## TASK INPUT

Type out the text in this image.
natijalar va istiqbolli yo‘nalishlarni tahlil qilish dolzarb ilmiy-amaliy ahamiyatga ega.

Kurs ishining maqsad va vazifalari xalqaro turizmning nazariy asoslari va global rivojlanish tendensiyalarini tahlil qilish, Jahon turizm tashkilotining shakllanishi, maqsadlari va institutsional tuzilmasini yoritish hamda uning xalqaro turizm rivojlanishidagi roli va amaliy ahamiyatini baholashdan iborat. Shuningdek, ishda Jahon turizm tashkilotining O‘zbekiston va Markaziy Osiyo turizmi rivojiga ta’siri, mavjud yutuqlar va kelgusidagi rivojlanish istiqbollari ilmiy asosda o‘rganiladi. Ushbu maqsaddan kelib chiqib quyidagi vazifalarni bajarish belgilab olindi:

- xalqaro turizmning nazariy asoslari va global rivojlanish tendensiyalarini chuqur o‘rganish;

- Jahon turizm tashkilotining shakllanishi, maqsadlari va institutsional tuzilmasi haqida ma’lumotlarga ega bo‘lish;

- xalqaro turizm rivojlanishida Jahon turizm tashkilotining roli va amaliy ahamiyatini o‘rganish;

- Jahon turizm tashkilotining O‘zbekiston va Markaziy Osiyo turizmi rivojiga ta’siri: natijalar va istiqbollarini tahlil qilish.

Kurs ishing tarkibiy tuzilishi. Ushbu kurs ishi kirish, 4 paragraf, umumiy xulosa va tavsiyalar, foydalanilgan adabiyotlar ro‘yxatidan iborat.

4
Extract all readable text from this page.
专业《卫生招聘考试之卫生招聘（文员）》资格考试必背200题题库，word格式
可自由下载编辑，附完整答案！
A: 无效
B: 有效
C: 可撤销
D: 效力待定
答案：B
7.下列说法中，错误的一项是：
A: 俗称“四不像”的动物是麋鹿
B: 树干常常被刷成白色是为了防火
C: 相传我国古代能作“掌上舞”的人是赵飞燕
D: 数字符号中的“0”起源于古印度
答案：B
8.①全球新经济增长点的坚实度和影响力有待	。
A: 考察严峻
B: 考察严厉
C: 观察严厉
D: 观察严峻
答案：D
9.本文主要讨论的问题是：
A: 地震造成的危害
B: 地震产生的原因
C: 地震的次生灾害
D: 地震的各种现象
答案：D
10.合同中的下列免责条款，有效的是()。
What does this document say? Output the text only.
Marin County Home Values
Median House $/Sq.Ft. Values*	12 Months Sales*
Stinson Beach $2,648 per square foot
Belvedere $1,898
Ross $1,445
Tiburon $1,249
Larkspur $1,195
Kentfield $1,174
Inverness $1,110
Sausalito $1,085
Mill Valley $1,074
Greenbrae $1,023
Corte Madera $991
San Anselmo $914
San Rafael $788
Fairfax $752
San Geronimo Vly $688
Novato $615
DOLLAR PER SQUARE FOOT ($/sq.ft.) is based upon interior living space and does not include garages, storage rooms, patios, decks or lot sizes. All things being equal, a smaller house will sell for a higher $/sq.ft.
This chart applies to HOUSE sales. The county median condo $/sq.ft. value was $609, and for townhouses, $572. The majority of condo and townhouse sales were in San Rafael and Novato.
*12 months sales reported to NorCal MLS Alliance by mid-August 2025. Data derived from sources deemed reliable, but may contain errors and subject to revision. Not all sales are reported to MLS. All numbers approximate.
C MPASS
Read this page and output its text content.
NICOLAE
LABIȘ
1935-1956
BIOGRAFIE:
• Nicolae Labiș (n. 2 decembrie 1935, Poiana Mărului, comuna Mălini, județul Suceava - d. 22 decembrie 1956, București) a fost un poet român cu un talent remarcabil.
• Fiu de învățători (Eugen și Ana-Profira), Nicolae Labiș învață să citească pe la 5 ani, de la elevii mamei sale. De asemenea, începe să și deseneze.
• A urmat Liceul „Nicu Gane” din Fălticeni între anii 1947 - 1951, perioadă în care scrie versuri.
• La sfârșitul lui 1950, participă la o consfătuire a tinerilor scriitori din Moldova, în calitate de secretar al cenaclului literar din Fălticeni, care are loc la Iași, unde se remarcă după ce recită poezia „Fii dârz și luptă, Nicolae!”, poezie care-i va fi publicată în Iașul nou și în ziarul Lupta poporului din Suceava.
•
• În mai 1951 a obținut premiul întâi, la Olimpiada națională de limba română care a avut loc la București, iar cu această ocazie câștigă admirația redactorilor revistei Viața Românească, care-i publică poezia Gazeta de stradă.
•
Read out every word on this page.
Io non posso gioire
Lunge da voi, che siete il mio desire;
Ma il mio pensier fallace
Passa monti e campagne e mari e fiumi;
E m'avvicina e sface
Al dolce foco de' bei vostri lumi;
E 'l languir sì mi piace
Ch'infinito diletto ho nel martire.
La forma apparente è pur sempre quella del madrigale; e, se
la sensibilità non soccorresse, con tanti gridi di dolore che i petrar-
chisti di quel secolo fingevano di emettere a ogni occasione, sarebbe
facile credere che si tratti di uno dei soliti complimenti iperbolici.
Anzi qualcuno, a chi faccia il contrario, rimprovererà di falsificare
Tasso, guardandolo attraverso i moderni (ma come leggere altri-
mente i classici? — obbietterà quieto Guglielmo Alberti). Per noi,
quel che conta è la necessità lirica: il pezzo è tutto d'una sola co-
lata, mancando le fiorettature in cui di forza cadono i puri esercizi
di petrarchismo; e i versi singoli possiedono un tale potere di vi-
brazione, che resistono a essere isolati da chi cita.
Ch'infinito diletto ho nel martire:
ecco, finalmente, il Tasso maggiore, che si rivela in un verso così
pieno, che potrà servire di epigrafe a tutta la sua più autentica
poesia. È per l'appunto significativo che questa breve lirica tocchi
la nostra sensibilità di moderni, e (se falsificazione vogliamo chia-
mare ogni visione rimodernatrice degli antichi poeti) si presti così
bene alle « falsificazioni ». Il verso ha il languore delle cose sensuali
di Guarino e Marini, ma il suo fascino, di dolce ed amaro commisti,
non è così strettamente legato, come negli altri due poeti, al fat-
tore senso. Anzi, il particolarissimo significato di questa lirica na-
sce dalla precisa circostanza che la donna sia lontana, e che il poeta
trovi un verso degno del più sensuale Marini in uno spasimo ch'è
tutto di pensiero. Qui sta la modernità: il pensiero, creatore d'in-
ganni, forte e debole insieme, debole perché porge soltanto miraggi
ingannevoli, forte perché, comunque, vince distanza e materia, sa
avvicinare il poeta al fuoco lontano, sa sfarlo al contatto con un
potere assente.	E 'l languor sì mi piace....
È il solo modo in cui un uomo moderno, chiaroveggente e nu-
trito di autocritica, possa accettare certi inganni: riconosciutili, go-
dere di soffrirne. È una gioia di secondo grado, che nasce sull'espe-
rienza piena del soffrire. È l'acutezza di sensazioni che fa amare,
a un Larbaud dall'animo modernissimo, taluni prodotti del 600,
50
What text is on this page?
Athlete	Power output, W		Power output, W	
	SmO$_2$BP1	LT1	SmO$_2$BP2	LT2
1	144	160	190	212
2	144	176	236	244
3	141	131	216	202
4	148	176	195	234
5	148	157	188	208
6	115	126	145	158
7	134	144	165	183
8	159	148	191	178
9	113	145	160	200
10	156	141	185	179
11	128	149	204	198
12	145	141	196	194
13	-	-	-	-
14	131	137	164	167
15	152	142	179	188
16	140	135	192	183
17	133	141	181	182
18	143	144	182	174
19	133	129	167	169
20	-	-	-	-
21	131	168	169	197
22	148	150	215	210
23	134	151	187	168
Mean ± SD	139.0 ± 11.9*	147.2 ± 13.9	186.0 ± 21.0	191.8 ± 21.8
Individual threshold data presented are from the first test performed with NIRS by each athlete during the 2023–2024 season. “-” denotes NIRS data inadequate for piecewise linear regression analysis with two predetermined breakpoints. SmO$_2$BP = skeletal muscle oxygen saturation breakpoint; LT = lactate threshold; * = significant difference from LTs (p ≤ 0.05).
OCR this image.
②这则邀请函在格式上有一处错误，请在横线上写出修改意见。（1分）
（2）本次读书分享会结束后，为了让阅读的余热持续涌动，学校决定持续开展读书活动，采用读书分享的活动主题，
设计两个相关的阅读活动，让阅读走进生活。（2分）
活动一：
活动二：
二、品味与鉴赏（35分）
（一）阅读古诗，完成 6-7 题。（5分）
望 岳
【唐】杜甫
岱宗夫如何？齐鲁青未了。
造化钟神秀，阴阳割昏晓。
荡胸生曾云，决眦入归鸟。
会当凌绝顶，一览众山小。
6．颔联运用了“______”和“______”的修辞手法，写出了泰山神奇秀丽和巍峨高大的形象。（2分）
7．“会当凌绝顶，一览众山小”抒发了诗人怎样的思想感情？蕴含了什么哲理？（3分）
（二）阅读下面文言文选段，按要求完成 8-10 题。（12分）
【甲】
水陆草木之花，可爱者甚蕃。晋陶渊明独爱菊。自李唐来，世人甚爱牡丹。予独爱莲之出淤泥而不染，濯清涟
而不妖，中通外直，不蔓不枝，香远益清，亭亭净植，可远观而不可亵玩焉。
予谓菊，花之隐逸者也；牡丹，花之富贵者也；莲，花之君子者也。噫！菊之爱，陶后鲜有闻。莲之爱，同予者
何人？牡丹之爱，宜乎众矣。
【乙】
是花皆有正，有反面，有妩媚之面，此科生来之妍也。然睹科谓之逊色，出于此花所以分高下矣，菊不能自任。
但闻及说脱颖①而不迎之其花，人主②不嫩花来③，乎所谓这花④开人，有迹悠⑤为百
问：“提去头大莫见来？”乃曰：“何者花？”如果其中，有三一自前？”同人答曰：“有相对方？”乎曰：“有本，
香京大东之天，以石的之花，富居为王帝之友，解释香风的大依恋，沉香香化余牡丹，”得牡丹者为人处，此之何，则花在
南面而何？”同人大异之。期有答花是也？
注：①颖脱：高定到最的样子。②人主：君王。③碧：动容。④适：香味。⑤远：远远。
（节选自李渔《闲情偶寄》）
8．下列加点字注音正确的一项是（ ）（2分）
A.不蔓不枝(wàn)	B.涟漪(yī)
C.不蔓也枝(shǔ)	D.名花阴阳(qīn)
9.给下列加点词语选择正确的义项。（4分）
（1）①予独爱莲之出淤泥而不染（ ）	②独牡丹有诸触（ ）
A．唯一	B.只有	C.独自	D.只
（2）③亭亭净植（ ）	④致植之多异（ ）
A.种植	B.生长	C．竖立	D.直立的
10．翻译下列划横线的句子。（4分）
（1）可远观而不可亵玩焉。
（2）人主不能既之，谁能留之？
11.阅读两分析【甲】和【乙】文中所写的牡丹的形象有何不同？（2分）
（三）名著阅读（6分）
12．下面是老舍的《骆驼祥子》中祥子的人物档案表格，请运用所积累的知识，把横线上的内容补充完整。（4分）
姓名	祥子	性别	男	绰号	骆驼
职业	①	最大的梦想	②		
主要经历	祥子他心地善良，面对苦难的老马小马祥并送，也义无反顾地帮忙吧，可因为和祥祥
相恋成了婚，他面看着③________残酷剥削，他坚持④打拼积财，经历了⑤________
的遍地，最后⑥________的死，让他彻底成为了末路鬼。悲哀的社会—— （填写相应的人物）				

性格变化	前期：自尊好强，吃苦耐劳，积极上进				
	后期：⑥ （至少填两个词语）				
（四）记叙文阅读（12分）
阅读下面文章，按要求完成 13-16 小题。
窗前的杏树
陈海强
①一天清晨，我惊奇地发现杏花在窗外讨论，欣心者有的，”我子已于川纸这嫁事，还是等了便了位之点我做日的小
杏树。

## WHAT TO DO
Count how many lines of the material hold the string "București". Give the number and nothing more.

## OUTPUT FOR THIS EXERCISE
2